Work to do: Can you give these lines again with every "x-tick-label" changed to "x-axis-label" and everything else left as it is? Leave out the pictures.

+++ Recorded data +++

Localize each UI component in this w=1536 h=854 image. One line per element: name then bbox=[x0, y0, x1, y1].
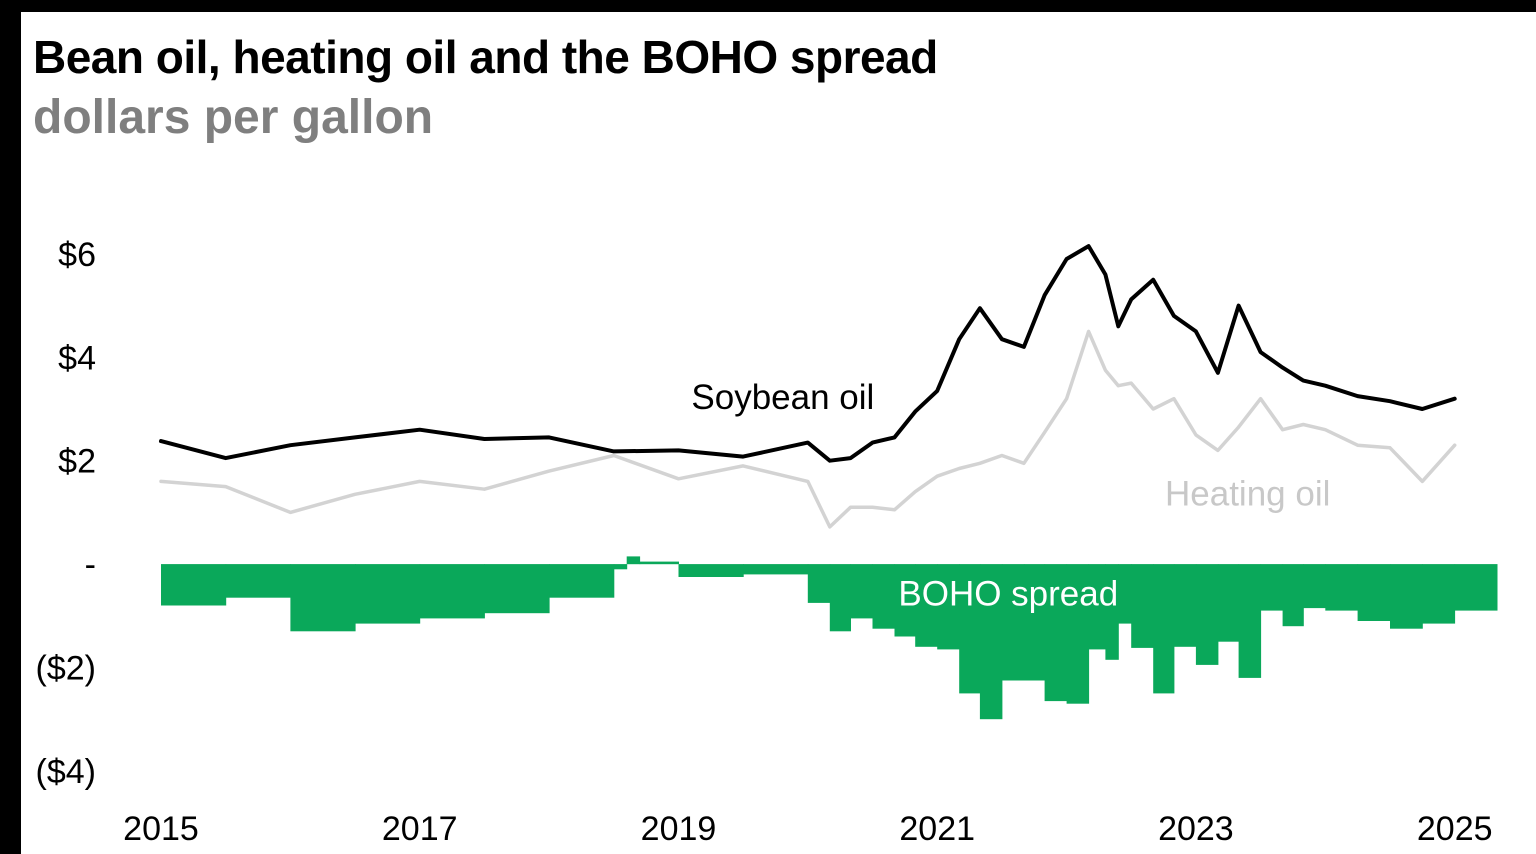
spread-bar bbox=[290, 564, 356, 632]
spread-bar bbox=[1422, 564, 1456, 624]
spread-bar bbox=[1238, 564, 1262, 678]
spread-bar bbox=[1088, 564, 1106, 650]
spread-bar bbox=[937, 564, 960, 650]
soybean-oil-line bbox=[159, 244, 1457, 463]
spread-bar bbox=[1195, 564, 1219, 665]
spread-bar bbox=[829, 564, 851, 632]
spread-bar bbox=[1105, 564, 1119, 660]
chart-panel: Bean oil, heating oil and the BOHO sprea… bbox=[21, 12, 1536, 854]
spread-bar bbox=[1357, 564, 1391, 621]
chart-svg: $6 $4 $2 - ($2) ($4) 2015 2017 2019 2021 2023 2025 S… bbox=[36, 236, 1498, 848]
spread-bar bbox=[743, 564, 809, 575]
spread-bar bbox=[1173, 564, 1197, 647]
spread-bar bbox=[1217, 564, 1240, 642]
spread-bar bbox=[225, 564, 291, 598]
spread-bars bbox=[161, 556, 1498, 720]
spread-bar bbox=[850, 564, 873, 619]
spread-bar bbox=[1325, 564, 1359, 611]
x-tick-label: 2019 bbox=[641, 810, 717, 848]
y-tick-label: $2 bbox=[58, 443, 96, 481]
spread-bar bbox=[1001, 564, 1025, 681]
spread-bar bbox=[1023, 564, 1046, 681]
spread-bar bbox=[1153, 564, 1175, 694]
spread-bar bbox=[894, 564, 916, 637]
y-tick-label: $6 bbox=[58, 236, 96, 274]
spread-bar bbox=[1454, 564, 1498, 611]
spread-bar bbox=[872, 564, 895, 629]
spread-bar bbox=[1131, 564, 1154, 648]
x-tick-label: 2021 bbox=[899, 810, 975, 848]
chart-title: Bean oil, heating oil and the BOHO sprea… bbox=[33, 31, 938, 83]
y-tick-label: - bbox=[85, 546, 96, 584]
spread-bar bbox=[1303, 564, 1326, 609]
spread-bar bbox=[1044, 564, 1068, 702]
spread-bar bbox=[626, 556, 641, 565]
spread-bar bbox=[1118, 564, 1132, 624]
spread-bar bbox=[161, 564, 227, 606]
spread-bar bbox=[1260, 564, 1284, 611]
y-tick-label: ($2) bbox=[36, 650, 96, 688]
spread-bar bbox=[1066, 564, 1090, 704]
spread-bar bbox=[915, 564, 938, 647]
y-tick-label: $4 bbox=[58, 339, 96, 377]
heating-oil-label: Heating oil bbox=[1165, 475, 1330, 514]
spread-bar bbox=[807, 564, 831, 603]
heating-oil-line bbox=[159, 329, 1457, 529]
x-tick-label: 2017 bbox=[382, 810, 458, 848]
spread-bar bbox=[979, 564, 1003, 720]
chart-subtitle: dollars per gallon bbox=[33, 91, 434, 144]
spread-bar bbox=[484, 564, 550, 614]
spread-bar bbox=[613, 564, 628, 570]
spread-bar bbox=[419, 564, 485, 619]
soybean-oil-label: Soybean oil bbox=[691, 378, 874, 417]
boho-spread-label: BOHO spread bbox=[898, 575, 1118, 614]
spread-bar bbox=[639, 561, 679, 565]
y-tick-label: ($4) bbox=[36, 753, 96, 791]
x-tick-label: 2025 bbox=[1417, 810, 1493, 848]
spread-bar bbox=[959, 564, 981, 694]
x-tick-label: 2015 bbox=[123, 810, 199, 848]
spread-bar bbox=[1390, 564, 1423, 629]
x-tick-label: 2023 bbox=[1158, 810, 1234, 848]
spread-bar bbox=[355, 564, 421, 624]
spread-bar bbox=[549, 564, 615, 598]
spread-bar bbox=[678, 564, 744, 577]
spread-bar bbox=[1282, 564, 1304, 627]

+++

Response to this task:
Localize each UI component in this w=1536 h=854 image. One line per element: name then bbox=[x0, y0, x1, y1].
spread-bar bbox=[290, 564, 356, 632]
spread-bar bbox=[1422, 564, 1456, 624]
spread-bar bbox=[1238, 564, 1262, 678]
spread-bar bbox=[1088, 564, 1106, 650]
spread-bar bbox=[937, 564, 960, 650]
soybean-oil-line bbox=[159, 244, 1457, 463]
spread-bar bbox=[1195, 564, 1219, 665]
spread-bar bbox=[829, 564, 851, 632]
spread-bar bbox=[1105, 564, 1119, 660]
chart-panel: Bean oil, heating oil and the BOHO sprea… bbox=[21, 12, 1536, 854]
spread-bar bbox=[1357, 564, 1391, 621]
chart-svg: $6 $4 $2 - ($2) ($4) 2015 2017 2019 2021 2023 2025 S… bbox=[36, 236, 1498, 848]
spread-bar bbox=[743, 564, 809, 575]
spread-bar bbox=[1173, 564, 1197, 647]
spread-bar bbox=[1217, 564, 1240, 642]
spread-bar bbox=[225, 564, 291, 598]
spread-bars bbox=[161, 556, 1498, 720]
spread-bar bbox=[850, 564, 873, 619]
spread-bar bbox=[1325, 564, 1359, 611]
x-axis-label: 2019 bbox=[641, 810, 717, 848]
y-tick-label: $2 bbox=[58, 443, 96, 481]
spread-bar bbox=[1001, 564, 1025, 681]
spread-bar bbox=[1023, 564, 1046, 681]
spread-bar bbox=[1153, 564, 1175, 694]
spread-bar bbox=[894, 564, 916, 637]
y-tick-label: $6 bbox=[58, 236, 96, 274]
spread-bar bbox=[1454, 564, 1498, 611]
spread-bar bbox=[872, 564, 895, 629]
spread-bar bbox=[1131, 564, 1154, 648]
x-axis-label: 2021 bbox=[899, 810, 975, 848]
chart-title: Bean oil, heating oil and the BOHO sprea… bbox=[33, 31, 938, 83]
y-tick-label: - bbox=[85, 546, 96, 584]
spread-bar bbox=[1303, 564, 1326, 609]
spread-bar bbox=[1044, 564, 1068, 702]
spread-bar bbox=[626, 556, 641, 565]
spread-bar bbox=[1118, 564, 1132, 624]
spread-bar bbox=[161, 564, 227, 606]
spread-bar bbox=[1260, 564, 1284, 611]
y-tick-label: ($2) bbox=[36, 650, 96, 688]
spread-bar bbox=[1066, 564, 1090, 704]
spread-bar bbox=[915, 564, 938, 647]
y-tick-label: $4 bbox=[58, 339, 96, 377]
heating-oil-label: Heating oil bbox=[1165, 475, 1330, 514]
spread-bar bbox=[807, 564, 831, 603]
heating-oil-line bbox=[159, 329, 1457, 529]
x-axis-label: 2017 bbox=[382, 810, 458, 848]
spread-bar bbox=[979, 564, 1003, 720]
chart-subtitle: dollars per gallon bbox=[33, 91, 434, 144]
spread-bar bbox=[484, 564, 550, 614]
spread-bar bbox=[613, 564, 628, 570]
spread-bar bbox=[419, 564, 485, 619]
soybean-oil-label: Soybean oil bbox=[691, 378, 874, 417]
boho-spread-label: BOHO spread bbox=[898, 575, 1118, 614]
spread-bar bbox=[639, 561, 679, 565]
y-tick-label: ($4) bbox=[36, 753, 96, 791]
x-axis-label: 2025 bbox=[1417, 810, 1493, 848]
spread-bar bbox=[959, 564, 981, 694]
x-axis-label: 2015 bbox=[123, 810, 199, 848]
spread-bar bbox=[1390, 564, 1423, 629]
x-axis-label: 2023 bbox=[1158, 810, 1234, 848]
spread-bar bbox=[355, 564, 421, 624]
spread-bar bbox=[549, 564, 615, 598]
spread-bar bbox=[678, 564, 744, 577]
spread-bar bbox=[1282, 564, 1304, 627]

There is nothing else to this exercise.